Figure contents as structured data
* start *

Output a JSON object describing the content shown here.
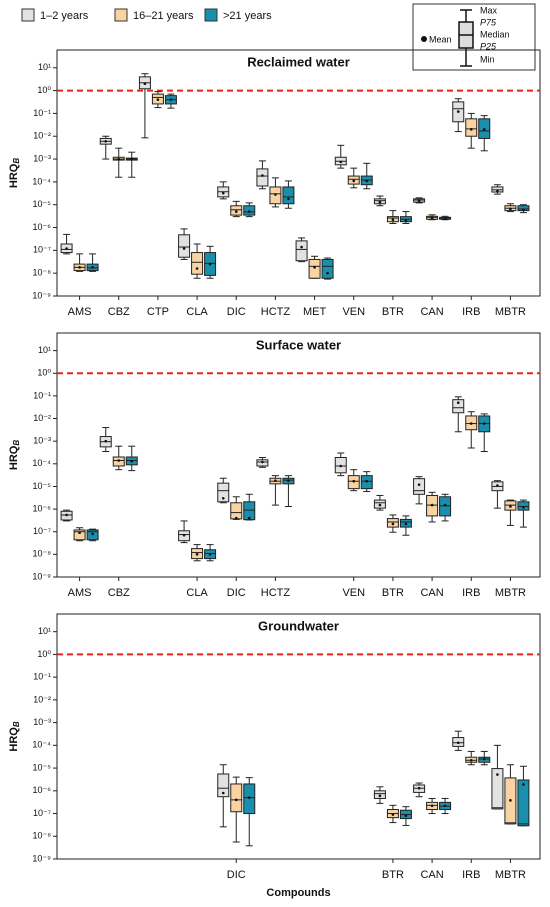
{
  "legend": {
    "series": [
      {
        "name": "1–2 years",
        "color": "#e2e2e2"
      },
      {
        "name": "16–21 years",
        "color": "#f9d3a1"
      },
      {
        ">": null,
        "name": ">21 years",
        "color": "#1a8fab"
      }
    ],
    "key": {
      "mean": "Mean",
      "max": "Max",
      "p75": "P75",
      "median": "Median",
      "p25": "P25",
      "min": "Min"
    }
  },
  "chart_data": [
    {
      "type": "box",
      "title": "Reclaimed water",
      "ylabel": "HRQ",
      "ylabel_sub": "B",
      "log_scale": true,
      "ylim": [
        1e-09,
        60
      ],
      "yticks": [
        {
          "value": 10,
          "label": "10¹"
        },
        {
          "value": 1,
          "label": "10⁰"
        },
        {
          "value": 0.1,
          "label": "10⁻¹"
        },
        {
          "value": 0.01,
          "label": "10⁻²"
        },
        {
          "value": 0.001,
          "label": "10⁻³"
        },
        {
          "value": 0.0001,
          "label": "10⁻⁴"
        },
        {
          "value": 1e-05,
          "label": "10⁻⁵"
        },
        {
          "value": 1e-06,
          "label": "10⁻⁶"
        },
        {
          "value": 1e-07,
          "label": "10⁻⁷"
        },
        {
          "value": 1e-08,
          "label": "10⁻⁸"
        },
        {
          "value": 1e-09,
          "label": "10⁻⁹"
        }
      ],
      "reference_line": {
        "value": 1,
        "color": "#e8231c"
      },
      "categories": [
        "AMS",
        "CBZ",
        "CTP",
        "CLA",
        "DIC",
        "HCTZ",
        "MET",
        "VEN",
        "BTR",
        "CAN",
        "IRB",
        "MBTR"
      ],
      "series": [
        {
          "boxes": [
            [
              7e-08,
              8e-08,
              1.1e-07,
              1.9e-07,
              5e-07,
              1.2e-07
            ],
            [
              0.001,
              0.0045,
              0.006,
              0.008,
              0.01,
              0.006
            ],
            [
              0.0085,
              1.2,
              2.2,
              4,
              5.5,
              2
            ],
            [
              4e-08,
              5e-08,
              1.4e-07,
              4.8e-07,
              8.7e-07,
              1.2e-07
            ],
            [
              1.8e-05,
              2.2e-05,
              3.7e-05,
              6e-05,
              0.0001,
              3.2e-05
            ],
            [
              5e-05,
              6.6e-05,
              0.00018,
              0.00037,
              0.00083,
              0.00019
            ],
            [
              3.2e-08,
              3.5e-08,
              1.1e-07,
              2.6e-07,
              3.5e-07,
              1.4e-07
            ],
            [
              0.0004,
              0.00056,
              0.0008,
              0.0012,
              0.004,
              0.00075
            ],
            [
              9e-06,
              1.1e-05,
              1.5e-05,
              1.8e-05,
              2.4e-05,
              1.3e-05
            ],
            [
              1.2e-05,
              1.3e-05,
              1.6e-05,
              1.8e-05,
              2e-05,
              1.5e-05
            ],
            [
              0.016,
              0.043,
              0.16,
              0.32,
              0.44,
              0.12
            ],
            [
              2.9e-05,
              3.6e-05,
              4.5e-05,
              6e-05,
              7.5e-05,
              4e-05
            ]
          ]
        },
        {
          "boxes": [
            [
              1.2e-08,
              1.3e-08,
              1.8e-08,
              2.5e-08,
              7e-08,
              1.8e-08
            ],
            [
              0.00016,
              0.0009,
              0.001,
              0.0012,
              0.003,
              0.001
            ],
            [
              0.18,
              0.26,
              0.5,
              0.7,
              0.9,
              0.4
            ],
            [
              6e-09,
              9e-09,
              3e-08,
              8e-08,
              1.9e-07,
              1.6e-08
            ],
            [
              3e-06,
              3.5e-06,
              6e-06,
              9e-06,
              1.4e-05,
              5e-06
            ],
            [
              8e-06,
              1.1e-05,
              3e-05,
              6e-05,
              0.00015,
              2.8e-05
            ],
            [
              6e-09,
              6e-09,
              2e-08,
              4e-08,
              5.5e-08,
              1.8e-08
            ],
            [
              5.5e-05,
              8e-05,
              0.00013,
              0.00018,
              0.0004,
              0.00011
            ],
            [
              1.5e-06,
              1.8e-06,
              2.6e-06,
              3e-06,
              5.5e-06,
              2.2e-06
            ],
            [
              2.2e-06,
              2.3e-06,
              2.8e-06,
              3.1e-06,
              3.6e-06,
              2.6e-06
            ],
            [
              0.003,
              0.01,
              0.021,
              0.058,
              0.1,
              0.02
            ],
            [
              5e-06,
              5.5e-06,
              7e-06,
              9e-06,
              1.1e-05,
              6.5e-06
            ]
          ]
        },
        {
          "boxes": [
            [
              1.2e-08,
              1.3e-08,
              1.7e-08,
              2.5e-08,
              7e-08,
              1.8e-08
            ],
            [
              0.00016,
              0.0009,
              0.001,
              0.0011,
              0.002,
              0.001
            ],
            [
              0.17,
              0.26,
              0.4,
              0.6,
              0.7,
              0.4
            ],
            [
              6e-09,
              8e-09,
              2.7e-08,
              8e-08,
              1.5e-07,
              2.5e-08
            ],
            [
              3e-06,
              3.5e-06,
              4.8e-06,
              9e-06,
              1.2e-05,
              5e-06
            ],
            [
              7e-06,
              1.1e-05,
              2.2e-05,
              6e-05,
              0.00011,
              1.8e-05
            ],
            [
              5.5e-09,
              6e-09,
              2e-08,
              4e-08,
              4.6e-08,
              1e-08
            ],
            [
              5e-05,
              7.5e-05,
              0.00012,
              0.00018,
              0.00065,
              0.00011
            ],
            [
              1.5e-06,
              1.8e-06,
              2.3e-06,
              3e-06,
              5e-06,
              2e-06
            ],
            [
              2.2e-06,
              2.3e-06,
              2.6e-06,
              2.8e-06,
              3.1e-06,
              2.4e-06
            ],
            [
              0.0023,
              0.008,
              0.017,
              0.058,
              0.08,
              0.02
            ],
            [
              4.5e-06,
              5.5e-06,
              6.5e-06,
              9e-06,
              1e-05,
              6e-06
            ]
          ]
        }
      ]
    },
    {
      "type": "box",
      "title": "Surface water",
      "ylabel": "HRQ",
      "ylabel_sub": "B",
      "log_scale": true,
      "ylim": [
        1e-09,
        60
      ],
      "yticks": [
        {
          "value": 10,
          "label": "10¹"
        },
        {
          "value": 1,
          "label": "10⁰"
        },
        {
          "value": 0.1,
          "label": "10⁻¹"
        },
        {
          "value": 0.01,
          "label": "10⁻²"
        },
        {
          "value": 0.001,
          "label": "10⁻³"
        },
        {
          "value": 0.0001,
          "label": "10⁻⁴"
        },
        {
          "value": 1e-05,
          "label": "10⁻⁵"
        },
        {
          "value": 1e-06,
          "label": "10⁻⁶"
        },
        {
          "value": 1e-07,
          "label": "10⁻⁷"
        },
        {
          "value": 1e-08,
          "label": "10⁻⁸"
        },
        {
          "value": 1e-09,
          "label": "10⁻⁹"
        }
      ],
      "reference_line": {
        "value": 1,
        "color": "#e8231c"
      },
      "categories": [
        "AMS",
        "CBZ",
        "CLA",
        "DIC",
        "HCTZ",
        "VEN",
        "BTR",
        "CAN",
        "IRB",
        "MBTR"
      ],
      "series": [
        {
          "boxes": [
            [
              3e-07,
              3.3e-07,
              5.5e-07,
              8e-07,
              9e-07,
              5.5e-07
            ],
            [
              0.00035,
              0.00056,
              0.00095,
              0.0016,
              0.004,
              0.001
            ],
            [
              3.3e-08,
              4e-08,
              7.5e-08,
              1.1e-07,
              3e-07,
              7e-08
            ],
            [
              1.9e-06,
              2.1e-06,
              6.5e-06,
              1.4e-05,
              2.3e-05,
              3e-06
            ],
            [
              7e-05,
              8e-05,
              0.00012,
              0.00015,
              0.00019,
              0.00012
            ],
            [
              3e-05,
              4e-05,
              8e-05,
              0.00019,
              0.0003,
              8e-05
            ],
            [
              9e-07,
              1.1e-06,
              1.9e-06,
              2.5e-06,
              4e-06,
              1.5e-06
            ],
            [
              1.7e-06,
              4.5e-06,
              6.5e-06,
              2.2e-05,
              2.7e-05,
              1.2e-05
            ],
            [
              0.0026,
              0.018,
              0.03,
              0.068,
              0.091,
              0.05
            ],
            [
              1.1e-06,
              6.5e-06,
              1e-05,
              1.6e-05,
              1.8e-05,
              1.1e-05
            ]
          ]
        },
        {
          "boxes": [
            [
              4e-08,
              4.4e-08,
              1e-07,
              1.2e-07,
              1.5e-07,
              9e-08
            ],
            [
              5.5e-05,
              8e-05,
              0.00014,
              0.0002,
              0.0006,
              0.00014
            ],
            [
              5.2e-09,
              6.5e-09,
              1.2e-08,
              1.8e-08,
              2.7e-08,
              1e-08
            ],
            [
              3.5e-07,
              3.7e-07,
              7e-07,
              1.9e-06,
              3.5e-06,
              4e-07
            ],
            [
              1.5e-06,
              1.3e-05,
              1.7e-05,
              2.3e-05,
              3e-05,
              1.8e-05
            ],
            [
              6.5e-06,
              8e-06,
              1.7e-05,
              3e-05,
              5.5e-05,
              1.7e-05
            ],
            [
              9.5e-08,
              1.6e-07,
              2.7e-07,
              3.8e-07,
              5.5e-07,
              2.2e-07
            ],
            [
              2.7e-07,
              5e-07,
              1.5e-06,
              4e-06,
              5.5e-06,
              1.5e-06
            ],
            [
              0.0005,
              0.0032,
              0.006,
              0.013,
              0.02,
              0.006
            ],
            [
              1.9e-07,
              9e-07,
              1.5e-06,
              2.3e-06,
              2.5e-06,
              1.3e-06
            ]
          ]
        },
        {
          "boxes": [
            [
              4e-08,
              4.4e-08,
              1e-07,
              1.2e-07,
              1.3e-07,
              8e-08
            ],
            [
              5e-05,
              9e-05,
              0.00014,
              0.0002,
              0.0006,
              0.00013
            ],
            [
              5.2e-09,
              6.5e-09,
              1.1e-08,
              1.6e-08,
              2.7e-08,
              1e-08
            ],
            [
              3.3e-07,
              3.4e-07,
              9e-07,
              2.1e-06,
              4.5e-06,
              4e-07
            ],
            [
              1.3e-06,
              1.3e-05,
              1.9e-05,
              2.3e-05,
              3e-05,
              1.8e-05
            ],
            [
              6e-06,
              8e-06,
              1.7e-05,
              3e-05,
              4.5e-05,
              1.7e-05
            ],
            [
              7e-08,
              1.6e-07,
              2.7e-07,
              3.5e-07,
              5e-07,
              2.2e-07
            ],
            [
              3e-07,
              5e-07,
              1.4e-06,
              3.5e-06,
              4.5e-06,
              1.5e-06
            ],
            [
              0.00035,
              0.0026,
              0.006,
              0.013,
              0.016,
              0.006
            ],
            [
              1.6e-07,
              9e-07,
              1.3e-06,
              2.1e-06,
              2.5e-06,
              1.2e-06
            ]
          ]
        }
      ]
    },
    {
      "type": "box",
      "title": "Groundwater",
      "ylabel": "HRQ",
      "ylabel_sub": "B",
      "xlabel": "Compounds",
      "log_scale": true,
      "ylim": [
        1e-09,
        60
      ],
      "yticks": [
        {
          "value": 10,
          "label": "10¹"
        },
        {
          "value": 1,
          "label": "10⁰"
        },
        {
          "value": 0.1,
          "label": "10⁻¹"
        },
        {
          "value": 0.01,
          "label": "10⁻²"
        },
        {
          "value": 0.001,
          "label": "10⁻³"
        },
        {
          "value": 0.0001,
          "label": "10⁻⁴"
        },
        {
          "value": 1e-05,
          "label": "10⁻⁵"
        },
        {
          "value": 1e-06,
          "label": "10⁻⁶"
        },
        {
          "value": 1e-07,
          "label": "10⁻⁷"
        },
        {
          "value": 1e-08,
          "label": "10⁻⁸"
        },
        {
          "value": 1e-09,
          "label": "10⁻⁹"
        }
      ],
      "reference_line": {
        "value": 1,
        "color": "#e8231c"
      },
      "categories": [
        "DIC",
        "BTR",
        "CAN",
        "IRB",
        "MBTR"
      ],
      "series": [
        {
          "boxes": [
            [
              2.6e-08,
              5.5e-07,
              1.3e-06,
              5.5e-06,
              1.4e-05,
              8e-07
            ],
            [
              2.8e-07,
              4.6e-07,
              7.5e-07,
              1e-06,
              1.5e-06,
              6e-07
            ],
            [
              5.5e-07,
              8.5e-07,
              1.3e-06,
              1.8e-06,
              2.2e-06,
              1.3e-06
            ],
            [
              6e-05,
              9e-05,
              0.00013,
              0.00022,
              0.00042,
              0.00013
            ],
            [
              1.6e-07,
              1.6e-07,
              1.8e-07,
              9.5e-06,
              0.0001,
              5.2e-06
            ]
          ]
        },
        {
          "boxes": [
            [
              5.6e-09,
              1.2e-07,
              4e-07,
              2e-06,
              4e-06,
              4e-07
            ],
            [
              4e-08,
              6.6e-08,
              1e-07,
              1.5e-07,
              2.3e-07,
              9e-08
            ],
            [
              1e-07,
              1.5e-07,
              2.3e-07,
              3.1e-07,
              4.6e-07,
              2.2e-07
            ],
            [
              1.4e-05,
              1.8e-05,
              2.2e-05,
              3e-05,
              5.4e-05,
              2.2e-05
            ],
            [
              3.5e-08,
              3.5e-08,
              3.9e-08,
              3.7e-06,
              1.4e-05,
              3.8e-07
            ]
          ]
        },
        {
          "boxes": [
            [
              3.8e-09,
              1e-07,
              5e-07,
              2e-06,
              3.8e-06,
              5e-07
            ],
            [
              3e-08,
              6e-08,
              9e-08,
              1.4e-07,
              2e-07,
              8e-08
            ],
            [
              1e-07,
              1.5e-07,
              2.1e-07,
              3.1e-07,
              4.6e-07,
              2.2e-07
            ],
            [
              1.4e-05,
              1.8e-05,
              2.5e-05,
              3e-05,
              5.4e-05,
              2.5e-05
            ],
            [
              2.9e-08,
              2.9e-08,
              3.5e-08,
              3e-06,
              1.2e-05,
              1.9e-06
            ]
          ]
        }
      ]
    }
  ]
}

* end *

### [TASK]
Check each line of the records above for the string "years", and report every line that has it.

### [CORRECT RESPONSE]
        "name": "1–2 years",
        "name": "16–21 years",
        "name": ">21 years",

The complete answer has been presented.